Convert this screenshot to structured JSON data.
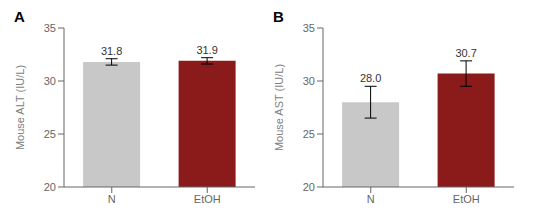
{
  "chart_data": [
    {
      "type": "bar",
      "title": "A",
      "categories": [
        "N",
        "EtOH"
      ],
      "values": [
        31.8,
        31.9
      ],
      "errors": [
        0.3,
        0.3
      ],
      "colors": [
        "#c8c8c8",
        "#8b1a1a"
      ],
      "y_label": "Mouse ALT (IU/L)",
      "ylim": [
        20,
        35
      ],
      "yticks": [
        20,
        25,
        30,
        35
      ],
      "data_labels": true,
      "value_labels": [
        "31.8",
        "31.9"
      ]
    },
    {
      "type": "bar",
      "title": "B",
      "categories": [
        "N",
        "EtOH"
      ],
      "values": [
        28.0,
        30.7
      ],
      "errors": [
        1.5,
        1.2
      ],
      "colors": [
        "#c8c8c8",
        "#8b1a1a"
      ],
      "y_label": "Mouse AST (IU/L)",
      "ylim": [
        20,
        35
      ],
      "yticks": [
        20,
        25,
        30,
        35
      ],
      "data_labels": true,
      "value_labels": [
        "28.0",
        "30.7"
      ]
    }
  ]
}
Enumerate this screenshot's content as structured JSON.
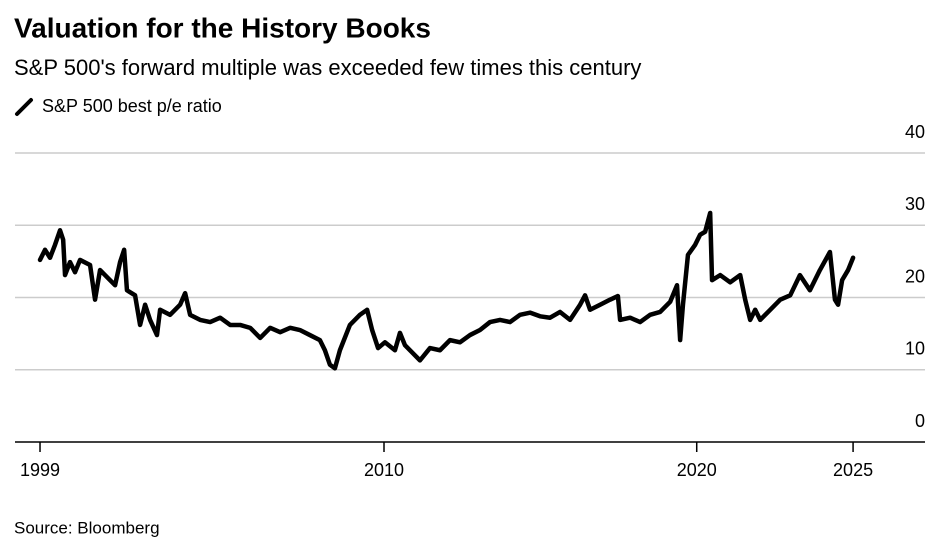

■ Given problem: Leave out the pictures and copy the rest of the material above exactly.

■ Reply to the task:
Convert this screenshot to structured JSON data.
{
  "chart_data": [
    {
      "type": "bar",
      "title": "A",
      "categories": [
        "N",
        "EtOH"
      ],
      "values": [
        31.8,
        31.9
      ],
      "errors": [
        0.3,
        0.3
      ],
      "colors": [
        "#c8c8c8",
        "#8b1a1a"
      ],
      "y_label": "Mouse ALT (IU/L)",
      "ylim": [
        20,
        35
      ],
      "yticks": [
        20,
        25,
        30,
        35
      ],
      "data_labels": true,
      "value_labels": [
        "31.8",
        "31.9"
      ]
    },
    {
      "type": "bar",
      "title": "B",
      "categories": [
        "N",
        "EtOH"
      ],
      "values": [
        28.0,
        30.7
      ],
      "errors": [
        1.5,
        1.2
      ],
      "colors": [
        "#c8c8c8",
        "#8b1a1a"
      ],
      "y_label": "Mouse AST (IU/L)",
      "ylim": [
        20,
        35
      ],
      "yticks": [
        20,
        25,
        30,
        35
      ],
      "data_labels": true,
      "value_labels": [
        "28.0",
        "30.7"
      ]
    }
  ]
}
Enumerate this screenshot's content as structured JSON.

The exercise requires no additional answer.